"""

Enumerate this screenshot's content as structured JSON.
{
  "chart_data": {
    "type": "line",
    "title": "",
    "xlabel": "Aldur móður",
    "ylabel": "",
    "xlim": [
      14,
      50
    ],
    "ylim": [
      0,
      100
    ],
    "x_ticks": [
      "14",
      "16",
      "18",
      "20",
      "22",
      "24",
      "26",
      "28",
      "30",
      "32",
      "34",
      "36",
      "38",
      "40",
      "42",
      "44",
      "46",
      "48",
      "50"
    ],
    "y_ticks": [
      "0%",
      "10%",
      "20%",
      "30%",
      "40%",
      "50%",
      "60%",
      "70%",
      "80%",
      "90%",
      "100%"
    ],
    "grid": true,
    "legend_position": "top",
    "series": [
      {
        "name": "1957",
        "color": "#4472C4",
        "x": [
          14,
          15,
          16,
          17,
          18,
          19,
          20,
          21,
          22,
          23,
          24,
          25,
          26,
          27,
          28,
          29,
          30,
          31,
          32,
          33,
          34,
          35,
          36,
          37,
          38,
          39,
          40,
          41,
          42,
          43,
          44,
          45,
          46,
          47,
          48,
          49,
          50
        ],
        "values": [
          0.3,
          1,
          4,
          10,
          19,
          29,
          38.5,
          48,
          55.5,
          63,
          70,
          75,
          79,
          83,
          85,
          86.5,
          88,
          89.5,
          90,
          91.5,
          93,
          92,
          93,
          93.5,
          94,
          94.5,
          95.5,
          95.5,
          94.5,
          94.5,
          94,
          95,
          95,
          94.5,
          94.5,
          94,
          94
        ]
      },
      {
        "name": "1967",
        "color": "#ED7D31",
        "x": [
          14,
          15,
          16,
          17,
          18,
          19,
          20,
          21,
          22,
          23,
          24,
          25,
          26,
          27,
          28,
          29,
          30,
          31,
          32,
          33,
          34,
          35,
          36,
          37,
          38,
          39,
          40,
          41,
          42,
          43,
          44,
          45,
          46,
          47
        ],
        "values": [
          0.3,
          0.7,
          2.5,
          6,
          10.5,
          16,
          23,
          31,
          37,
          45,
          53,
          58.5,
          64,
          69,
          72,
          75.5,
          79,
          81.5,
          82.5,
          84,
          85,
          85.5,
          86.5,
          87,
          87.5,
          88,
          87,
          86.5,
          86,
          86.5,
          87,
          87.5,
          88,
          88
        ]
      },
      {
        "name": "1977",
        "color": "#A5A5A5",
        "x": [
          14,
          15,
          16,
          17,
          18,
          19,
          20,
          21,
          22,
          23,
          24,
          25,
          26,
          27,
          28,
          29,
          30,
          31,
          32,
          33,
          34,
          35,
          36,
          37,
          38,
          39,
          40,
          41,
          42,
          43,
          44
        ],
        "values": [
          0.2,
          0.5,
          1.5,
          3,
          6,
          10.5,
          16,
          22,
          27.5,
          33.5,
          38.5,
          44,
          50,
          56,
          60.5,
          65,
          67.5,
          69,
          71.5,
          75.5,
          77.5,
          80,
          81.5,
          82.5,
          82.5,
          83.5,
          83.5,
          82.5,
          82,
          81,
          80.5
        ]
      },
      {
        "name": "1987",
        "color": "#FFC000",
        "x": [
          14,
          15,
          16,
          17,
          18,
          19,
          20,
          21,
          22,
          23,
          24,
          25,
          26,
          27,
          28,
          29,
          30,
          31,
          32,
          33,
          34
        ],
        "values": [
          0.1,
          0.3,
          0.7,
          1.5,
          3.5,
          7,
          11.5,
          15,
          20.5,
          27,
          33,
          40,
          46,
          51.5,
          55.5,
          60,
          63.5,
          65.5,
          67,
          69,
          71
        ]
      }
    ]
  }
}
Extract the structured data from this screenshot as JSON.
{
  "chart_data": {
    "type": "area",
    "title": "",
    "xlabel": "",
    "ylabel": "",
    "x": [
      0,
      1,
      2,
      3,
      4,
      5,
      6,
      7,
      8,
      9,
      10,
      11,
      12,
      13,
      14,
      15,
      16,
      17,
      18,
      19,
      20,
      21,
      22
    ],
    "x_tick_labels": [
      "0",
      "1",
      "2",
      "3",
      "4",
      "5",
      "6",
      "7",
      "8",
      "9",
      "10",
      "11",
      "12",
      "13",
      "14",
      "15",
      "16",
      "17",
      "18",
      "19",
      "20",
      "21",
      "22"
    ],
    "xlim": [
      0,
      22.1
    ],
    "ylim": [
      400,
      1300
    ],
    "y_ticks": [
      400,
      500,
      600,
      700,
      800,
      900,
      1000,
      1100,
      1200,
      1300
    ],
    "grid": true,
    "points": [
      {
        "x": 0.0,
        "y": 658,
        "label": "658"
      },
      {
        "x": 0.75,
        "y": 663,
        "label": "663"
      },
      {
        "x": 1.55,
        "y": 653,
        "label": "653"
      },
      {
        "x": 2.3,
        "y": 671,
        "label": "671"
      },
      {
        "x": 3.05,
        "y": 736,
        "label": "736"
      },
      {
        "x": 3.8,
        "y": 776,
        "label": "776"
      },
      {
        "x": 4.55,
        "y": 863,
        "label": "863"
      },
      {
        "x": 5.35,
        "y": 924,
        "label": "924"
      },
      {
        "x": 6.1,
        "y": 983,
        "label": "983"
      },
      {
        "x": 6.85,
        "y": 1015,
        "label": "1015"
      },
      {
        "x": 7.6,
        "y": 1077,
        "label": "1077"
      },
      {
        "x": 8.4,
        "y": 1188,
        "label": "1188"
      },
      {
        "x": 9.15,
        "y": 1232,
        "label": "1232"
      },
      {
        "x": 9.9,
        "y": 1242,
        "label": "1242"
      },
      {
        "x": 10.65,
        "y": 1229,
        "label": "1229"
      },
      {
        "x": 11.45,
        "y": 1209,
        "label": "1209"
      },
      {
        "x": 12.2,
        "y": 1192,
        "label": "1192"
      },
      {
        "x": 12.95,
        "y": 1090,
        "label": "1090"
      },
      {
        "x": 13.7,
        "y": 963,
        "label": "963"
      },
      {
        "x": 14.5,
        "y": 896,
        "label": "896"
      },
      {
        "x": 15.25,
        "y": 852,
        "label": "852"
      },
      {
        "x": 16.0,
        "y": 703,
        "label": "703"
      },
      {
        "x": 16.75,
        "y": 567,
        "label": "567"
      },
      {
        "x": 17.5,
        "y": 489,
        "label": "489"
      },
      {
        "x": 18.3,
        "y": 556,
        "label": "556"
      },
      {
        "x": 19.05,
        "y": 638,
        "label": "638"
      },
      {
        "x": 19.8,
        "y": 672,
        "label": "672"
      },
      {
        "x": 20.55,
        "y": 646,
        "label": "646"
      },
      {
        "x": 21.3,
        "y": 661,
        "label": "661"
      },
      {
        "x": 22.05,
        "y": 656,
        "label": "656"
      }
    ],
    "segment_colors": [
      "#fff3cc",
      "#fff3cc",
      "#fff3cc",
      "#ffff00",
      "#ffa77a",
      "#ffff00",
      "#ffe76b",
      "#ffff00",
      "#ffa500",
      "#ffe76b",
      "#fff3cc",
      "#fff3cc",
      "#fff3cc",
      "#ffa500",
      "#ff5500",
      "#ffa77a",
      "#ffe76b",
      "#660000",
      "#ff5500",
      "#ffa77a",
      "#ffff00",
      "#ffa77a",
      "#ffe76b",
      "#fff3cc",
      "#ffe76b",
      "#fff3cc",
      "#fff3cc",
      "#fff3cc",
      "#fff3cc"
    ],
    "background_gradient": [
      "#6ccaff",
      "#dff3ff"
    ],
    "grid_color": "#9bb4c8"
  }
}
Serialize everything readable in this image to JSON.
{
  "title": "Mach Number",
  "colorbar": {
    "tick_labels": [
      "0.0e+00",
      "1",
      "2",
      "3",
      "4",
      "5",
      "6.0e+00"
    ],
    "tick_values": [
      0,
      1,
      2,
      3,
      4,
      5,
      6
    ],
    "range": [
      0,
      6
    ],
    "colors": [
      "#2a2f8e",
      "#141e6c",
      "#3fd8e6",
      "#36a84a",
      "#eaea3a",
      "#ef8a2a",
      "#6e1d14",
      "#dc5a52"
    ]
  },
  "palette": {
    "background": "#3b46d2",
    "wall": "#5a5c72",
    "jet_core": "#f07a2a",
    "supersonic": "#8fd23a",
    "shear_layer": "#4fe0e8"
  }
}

"""

What the exercise asks —
All lines holding the word "structured" should be picked out and copied.

Response to the exercise —
Enumerate this screenshot's content as structured JSON.
Extract the structured data from this screenshot as JSON.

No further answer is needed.